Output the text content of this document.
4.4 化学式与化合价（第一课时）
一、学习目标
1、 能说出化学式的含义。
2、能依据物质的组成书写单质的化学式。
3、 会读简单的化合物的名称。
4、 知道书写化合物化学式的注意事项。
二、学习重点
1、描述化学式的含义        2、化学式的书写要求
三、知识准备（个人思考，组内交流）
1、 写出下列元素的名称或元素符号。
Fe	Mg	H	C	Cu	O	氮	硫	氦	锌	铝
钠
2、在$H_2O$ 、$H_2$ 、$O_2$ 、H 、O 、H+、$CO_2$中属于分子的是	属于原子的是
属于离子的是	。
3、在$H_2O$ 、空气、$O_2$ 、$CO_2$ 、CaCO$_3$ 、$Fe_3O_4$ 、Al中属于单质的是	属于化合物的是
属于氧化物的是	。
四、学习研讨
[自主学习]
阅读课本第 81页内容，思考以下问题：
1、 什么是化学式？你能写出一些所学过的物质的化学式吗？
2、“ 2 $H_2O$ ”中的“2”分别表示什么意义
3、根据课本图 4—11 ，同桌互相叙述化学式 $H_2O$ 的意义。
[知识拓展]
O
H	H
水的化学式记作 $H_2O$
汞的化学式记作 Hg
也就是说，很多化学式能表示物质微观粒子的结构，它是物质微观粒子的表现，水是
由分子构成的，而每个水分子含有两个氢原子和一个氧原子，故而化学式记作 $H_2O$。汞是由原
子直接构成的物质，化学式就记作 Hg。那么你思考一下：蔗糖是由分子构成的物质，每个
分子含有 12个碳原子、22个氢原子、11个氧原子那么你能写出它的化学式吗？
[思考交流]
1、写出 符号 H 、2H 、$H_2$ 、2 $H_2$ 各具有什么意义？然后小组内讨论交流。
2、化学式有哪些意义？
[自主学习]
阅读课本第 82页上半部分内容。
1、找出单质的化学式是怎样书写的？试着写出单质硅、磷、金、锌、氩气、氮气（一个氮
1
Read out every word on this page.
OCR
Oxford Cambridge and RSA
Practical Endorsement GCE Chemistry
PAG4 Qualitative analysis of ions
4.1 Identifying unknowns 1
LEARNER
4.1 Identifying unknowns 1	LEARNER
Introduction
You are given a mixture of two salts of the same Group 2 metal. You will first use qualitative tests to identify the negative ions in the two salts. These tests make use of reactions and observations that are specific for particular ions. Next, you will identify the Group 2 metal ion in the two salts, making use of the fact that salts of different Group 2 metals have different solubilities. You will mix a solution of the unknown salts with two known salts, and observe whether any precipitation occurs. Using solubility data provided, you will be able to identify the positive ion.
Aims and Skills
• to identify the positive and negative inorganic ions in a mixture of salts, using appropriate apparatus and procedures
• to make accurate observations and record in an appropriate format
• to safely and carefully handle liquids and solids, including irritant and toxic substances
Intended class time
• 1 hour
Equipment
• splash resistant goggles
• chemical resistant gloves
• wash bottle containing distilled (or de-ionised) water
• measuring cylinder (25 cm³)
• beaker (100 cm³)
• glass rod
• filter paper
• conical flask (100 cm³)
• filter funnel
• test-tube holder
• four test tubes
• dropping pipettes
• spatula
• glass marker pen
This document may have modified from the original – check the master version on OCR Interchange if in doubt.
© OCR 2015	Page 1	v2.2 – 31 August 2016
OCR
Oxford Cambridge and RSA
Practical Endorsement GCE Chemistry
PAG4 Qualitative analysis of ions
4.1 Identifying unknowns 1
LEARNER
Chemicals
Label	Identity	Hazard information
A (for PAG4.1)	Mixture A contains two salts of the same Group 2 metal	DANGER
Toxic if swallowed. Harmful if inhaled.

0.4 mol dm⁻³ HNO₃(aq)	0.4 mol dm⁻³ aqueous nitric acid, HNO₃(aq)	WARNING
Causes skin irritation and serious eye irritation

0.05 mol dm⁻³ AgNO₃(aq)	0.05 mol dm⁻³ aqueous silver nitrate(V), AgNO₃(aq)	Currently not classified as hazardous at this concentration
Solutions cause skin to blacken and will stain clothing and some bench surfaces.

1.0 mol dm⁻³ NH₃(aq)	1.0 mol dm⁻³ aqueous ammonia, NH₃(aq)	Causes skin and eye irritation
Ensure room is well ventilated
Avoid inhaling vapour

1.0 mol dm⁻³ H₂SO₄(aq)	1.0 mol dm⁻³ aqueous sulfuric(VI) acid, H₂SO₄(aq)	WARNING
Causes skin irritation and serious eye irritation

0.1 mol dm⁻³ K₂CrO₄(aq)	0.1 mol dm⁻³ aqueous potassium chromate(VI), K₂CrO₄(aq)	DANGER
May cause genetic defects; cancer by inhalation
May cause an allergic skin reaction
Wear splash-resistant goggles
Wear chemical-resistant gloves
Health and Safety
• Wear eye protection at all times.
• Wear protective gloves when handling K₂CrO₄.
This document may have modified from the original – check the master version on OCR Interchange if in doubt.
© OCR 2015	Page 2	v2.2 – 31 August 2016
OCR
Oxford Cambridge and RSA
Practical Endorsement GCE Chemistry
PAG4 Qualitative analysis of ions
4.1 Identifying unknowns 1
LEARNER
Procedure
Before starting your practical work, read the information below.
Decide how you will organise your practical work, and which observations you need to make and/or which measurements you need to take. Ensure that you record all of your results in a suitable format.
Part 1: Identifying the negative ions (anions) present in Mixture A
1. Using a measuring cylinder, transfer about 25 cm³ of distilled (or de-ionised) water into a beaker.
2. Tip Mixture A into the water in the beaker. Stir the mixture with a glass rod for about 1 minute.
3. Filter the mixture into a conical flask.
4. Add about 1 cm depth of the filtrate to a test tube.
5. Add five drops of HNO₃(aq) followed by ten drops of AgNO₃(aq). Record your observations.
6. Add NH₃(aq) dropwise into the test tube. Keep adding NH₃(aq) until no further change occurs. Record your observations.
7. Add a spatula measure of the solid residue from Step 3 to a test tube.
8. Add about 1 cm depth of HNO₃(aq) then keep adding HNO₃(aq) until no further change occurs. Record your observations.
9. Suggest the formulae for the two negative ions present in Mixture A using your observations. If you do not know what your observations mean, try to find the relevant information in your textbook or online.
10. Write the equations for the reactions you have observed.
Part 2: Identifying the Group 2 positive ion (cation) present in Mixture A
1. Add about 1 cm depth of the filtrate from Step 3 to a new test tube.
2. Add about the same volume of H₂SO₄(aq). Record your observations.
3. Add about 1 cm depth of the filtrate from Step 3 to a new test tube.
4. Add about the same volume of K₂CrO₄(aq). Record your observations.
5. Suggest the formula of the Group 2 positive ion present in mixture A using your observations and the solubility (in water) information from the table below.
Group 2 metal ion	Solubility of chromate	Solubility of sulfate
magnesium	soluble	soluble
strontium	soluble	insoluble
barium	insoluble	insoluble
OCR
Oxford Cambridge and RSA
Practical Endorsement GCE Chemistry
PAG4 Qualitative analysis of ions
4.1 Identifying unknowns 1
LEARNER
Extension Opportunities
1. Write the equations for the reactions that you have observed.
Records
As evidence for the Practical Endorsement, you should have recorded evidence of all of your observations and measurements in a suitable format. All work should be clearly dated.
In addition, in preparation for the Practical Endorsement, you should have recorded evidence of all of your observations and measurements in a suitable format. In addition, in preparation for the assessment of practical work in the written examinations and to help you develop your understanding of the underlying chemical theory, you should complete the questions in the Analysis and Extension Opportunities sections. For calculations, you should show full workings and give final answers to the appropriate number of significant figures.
━━━━
EXERCISE PROMPT:
Pull out the lines above in which the word "adding" appears.

ANSWER TO THE EXERCISE:
6. Add NH₃(aq) dropwise into the test tube. Keep adding NH₃(aq) until no further change occurs. Record your observations.
8. Add about 1 cm depth of HNO₃(aq) then keep adding HNO₃(aq) until no further change occurs. Record your observations.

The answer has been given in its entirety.